#### QUOTED TEXT:
-=-=-=-=-
World of Warcraft Can Boost Your Career 272
Hugh Pickens writes "Forbes reports that although videogames have long been thought of as distractions to work and education rather than aids, there is a growing school of thought that says game-playing in moderation, and in your free time, can make you more successful in your career. 'We're finding that the younger people coming into the teams who have had experience playing online games are the highest-level performers because they are constantly motivated to seek out the next challenge and grab on to performance metrics,' says John Hagel III, co-chairman of a tech-oriented strategy center for Deloitte. Elliot Noss, chief executive of domain name provider Tucows, spends six to seven hours a week playing online games and believes World of Warcraft trains him to become a better leader."
It stands to reason (Score:4, Insightful)
It stands to reason that you're learning something when playing a game. It's only a question of how useful that something is in the rest of your life.
Running a guild for a couple years (Score:5, Insightful)
makes running a mere business department almost child's play.
politics.
prima donnas.
80% of people are users.
sexual harrassment.
achieving short and long term goals.
managing the sheer logistics of a well balanced guild.
learning to delegate to staff.
etc.
Incredibly useful human group dynamics experience (Score:5, Insightful)
-=-=-=-=-
[Layout element entries]
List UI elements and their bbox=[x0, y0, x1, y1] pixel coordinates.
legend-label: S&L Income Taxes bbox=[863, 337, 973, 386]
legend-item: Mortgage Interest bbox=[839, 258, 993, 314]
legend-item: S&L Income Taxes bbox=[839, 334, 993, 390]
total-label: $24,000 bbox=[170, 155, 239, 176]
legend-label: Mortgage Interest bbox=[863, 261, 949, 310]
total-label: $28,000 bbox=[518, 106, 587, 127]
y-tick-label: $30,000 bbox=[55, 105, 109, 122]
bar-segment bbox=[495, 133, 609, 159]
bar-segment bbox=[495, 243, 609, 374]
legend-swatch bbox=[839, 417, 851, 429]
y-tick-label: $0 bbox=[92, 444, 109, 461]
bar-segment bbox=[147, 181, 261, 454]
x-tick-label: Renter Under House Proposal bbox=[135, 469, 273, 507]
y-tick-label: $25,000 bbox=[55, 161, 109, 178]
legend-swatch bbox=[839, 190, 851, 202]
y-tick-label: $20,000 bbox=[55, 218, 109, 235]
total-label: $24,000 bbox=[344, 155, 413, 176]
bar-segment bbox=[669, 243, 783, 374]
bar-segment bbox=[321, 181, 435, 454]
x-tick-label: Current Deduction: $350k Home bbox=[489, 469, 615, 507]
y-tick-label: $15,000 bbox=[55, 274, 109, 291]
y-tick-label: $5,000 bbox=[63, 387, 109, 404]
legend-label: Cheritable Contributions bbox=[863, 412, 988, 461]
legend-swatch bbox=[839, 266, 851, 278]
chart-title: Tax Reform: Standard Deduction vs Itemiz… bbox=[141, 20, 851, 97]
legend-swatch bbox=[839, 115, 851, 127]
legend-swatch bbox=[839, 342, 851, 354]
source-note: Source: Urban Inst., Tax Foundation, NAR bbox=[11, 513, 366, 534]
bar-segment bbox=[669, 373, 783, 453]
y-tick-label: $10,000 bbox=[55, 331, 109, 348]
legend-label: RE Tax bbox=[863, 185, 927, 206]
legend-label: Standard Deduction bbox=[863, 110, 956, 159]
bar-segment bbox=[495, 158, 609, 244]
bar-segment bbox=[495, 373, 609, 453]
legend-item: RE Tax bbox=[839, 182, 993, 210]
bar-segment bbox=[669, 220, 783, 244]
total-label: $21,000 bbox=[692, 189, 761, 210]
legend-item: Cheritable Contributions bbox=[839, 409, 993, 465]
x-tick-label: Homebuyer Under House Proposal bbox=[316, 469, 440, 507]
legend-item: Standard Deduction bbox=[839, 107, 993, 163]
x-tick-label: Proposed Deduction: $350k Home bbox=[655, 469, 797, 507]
-=-=-=-=-
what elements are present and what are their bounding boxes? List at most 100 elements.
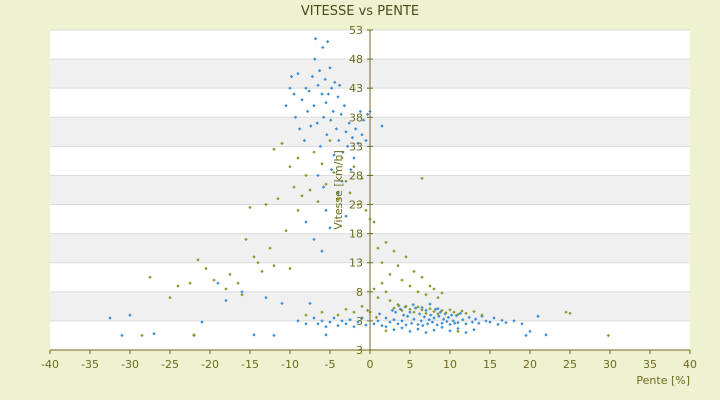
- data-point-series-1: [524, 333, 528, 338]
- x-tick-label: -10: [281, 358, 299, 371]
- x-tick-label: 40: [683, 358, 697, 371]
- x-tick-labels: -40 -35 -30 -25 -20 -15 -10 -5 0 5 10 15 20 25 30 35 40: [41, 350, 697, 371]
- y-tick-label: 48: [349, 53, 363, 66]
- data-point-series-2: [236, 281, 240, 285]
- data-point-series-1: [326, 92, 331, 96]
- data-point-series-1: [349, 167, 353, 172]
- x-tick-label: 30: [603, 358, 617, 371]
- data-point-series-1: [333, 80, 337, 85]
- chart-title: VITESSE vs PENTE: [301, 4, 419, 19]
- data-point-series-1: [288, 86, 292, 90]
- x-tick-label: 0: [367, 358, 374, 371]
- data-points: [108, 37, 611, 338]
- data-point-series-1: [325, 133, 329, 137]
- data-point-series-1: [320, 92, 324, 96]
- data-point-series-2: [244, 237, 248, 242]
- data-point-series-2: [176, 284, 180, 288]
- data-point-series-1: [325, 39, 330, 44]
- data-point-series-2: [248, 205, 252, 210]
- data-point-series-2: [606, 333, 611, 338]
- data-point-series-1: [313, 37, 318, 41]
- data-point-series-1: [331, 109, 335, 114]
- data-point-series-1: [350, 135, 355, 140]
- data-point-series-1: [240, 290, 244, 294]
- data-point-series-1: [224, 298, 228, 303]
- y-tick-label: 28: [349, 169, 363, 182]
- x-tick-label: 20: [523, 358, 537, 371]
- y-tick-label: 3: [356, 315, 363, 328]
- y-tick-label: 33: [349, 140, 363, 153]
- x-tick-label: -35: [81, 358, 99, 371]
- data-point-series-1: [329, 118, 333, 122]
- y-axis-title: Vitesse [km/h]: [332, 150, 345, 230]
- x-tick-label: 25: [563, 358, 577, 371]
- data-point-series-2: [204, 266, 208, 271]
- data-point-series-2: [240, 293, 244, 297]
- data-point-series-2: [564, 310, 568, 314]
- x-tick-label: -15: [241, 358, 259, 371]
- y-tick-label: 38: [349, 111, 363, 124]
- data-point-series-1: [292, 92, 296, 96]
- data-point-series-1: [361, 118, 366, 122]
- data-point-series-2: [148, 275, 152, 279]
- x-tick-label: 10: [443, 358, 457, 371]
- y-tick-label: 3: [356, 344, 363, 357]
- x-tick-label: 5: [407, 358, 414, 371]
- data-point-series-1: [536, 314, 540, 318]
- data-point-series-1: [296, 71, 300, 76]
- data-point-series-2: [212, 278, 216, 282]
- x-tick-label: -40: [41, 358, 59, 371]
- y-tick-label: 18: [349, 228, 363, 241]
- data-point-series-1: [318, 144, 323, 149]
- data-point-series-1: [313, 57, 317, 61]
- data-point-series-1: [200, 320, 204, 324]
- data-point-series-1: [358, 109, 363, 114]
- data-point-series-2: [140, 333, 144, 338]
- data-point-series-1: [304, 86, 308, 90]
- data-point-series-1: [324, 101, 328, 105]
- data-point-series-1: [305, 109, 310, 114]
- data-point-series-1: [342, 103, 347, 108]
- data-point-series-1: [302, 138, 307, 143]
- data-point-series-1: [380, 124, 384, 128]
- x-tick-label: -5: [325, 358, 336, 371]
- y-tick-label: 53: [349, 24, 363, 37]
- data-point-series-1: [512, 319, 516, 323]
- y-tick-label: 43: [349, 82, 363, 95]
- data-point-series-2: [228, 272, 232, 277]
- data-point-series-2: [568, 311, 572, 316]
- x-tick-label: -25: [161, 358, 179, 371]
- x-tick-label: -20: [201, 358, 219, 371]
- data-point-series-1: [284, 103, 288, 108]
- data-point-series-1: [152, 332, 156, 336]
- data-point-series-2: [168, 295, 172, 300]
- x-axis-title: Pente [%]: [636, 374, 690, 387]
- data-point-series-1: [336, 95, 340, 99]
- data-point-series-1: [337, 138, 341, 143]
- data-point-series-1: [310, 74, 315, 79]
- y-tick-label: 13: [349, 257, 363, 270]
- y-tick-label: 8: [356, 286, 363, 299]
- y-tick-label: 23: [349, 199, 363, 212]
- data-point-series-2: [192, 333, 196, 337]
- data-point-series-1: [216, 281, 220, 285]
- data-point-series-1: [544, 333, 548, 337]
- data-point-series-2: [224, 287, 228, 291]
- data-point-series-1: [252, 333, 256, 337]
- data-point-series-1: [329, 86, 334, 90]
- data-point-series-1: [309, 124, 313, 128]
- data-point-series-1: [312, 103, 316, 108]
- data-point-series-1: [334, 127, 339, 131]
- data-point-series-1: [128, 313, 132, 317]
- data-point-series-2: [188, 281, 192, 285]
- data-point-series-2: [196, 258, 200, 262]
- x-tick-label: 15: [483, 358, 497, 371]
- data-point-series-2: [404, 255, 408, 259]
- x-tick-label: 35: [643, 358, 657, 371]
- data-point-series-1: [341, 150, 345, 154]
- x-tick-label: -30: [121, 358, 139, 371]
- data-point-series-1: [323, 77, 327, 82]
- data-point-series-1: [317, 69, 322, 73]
-=-=-=-=-
#### EXERCISE SET:
• 1. How would you translate this sentence from the article about gaming and careers into Spanish: "It stands to reason that you're learning something when playing a game."?
• 2. In the entries, can you rewrite the lines starting at "- data-point-series-1: [524, 333, 528, 338]" and ending at "- data-point-series-2: [176, 284, 180, 288]", swapping "data-point-series-1" for "marker-series-1" and leaving everything else untouched?

#### FULL ANSWERS:
• 1. Es lógico que estés aprendiendo algo cuando juegas a un videojuego.

• 2.
- marker-series-1: [524, 333, 528, 338]
- x-tick-label: -10: [281, 358, 299, 371]
- x-tick-label: 40: [683, 358, 697, 371]
- x-tick-labels: -40 -35 -30 -25 -20 -15 -10 -5 0 5 10 15 20 25 30 35 40: [41, 350, 697, 371]
- y-tick-label: 48: [349, 53, 363, 66]
- data-point-series-2: [236, 281, 240, 285]
- marker-series-1: [326, 92, 331, 96]
- marker-series-1: [349, 167, 353, 172]
- x-tick-label: 30: [603, 358, 617, 371]
- marker-series-1: [333, 80, 337, 85]
- chart-title: VITESSE vs PENTE: [301, 4, 419, 19]
- marker-series-1: [288, 86, 292, 90]
- x-tick-label: 0: [367, 358, 374, 371]
- data-points: [108, 37, 611, 338]
- marker-series-1: [325, 133, 329, 137]
- marker-series-1: [320, 92, 324, 96]
- data-point-series-2: [244, 237, 248, 242]
- data-point-series-2: [176, 284, 180, 288]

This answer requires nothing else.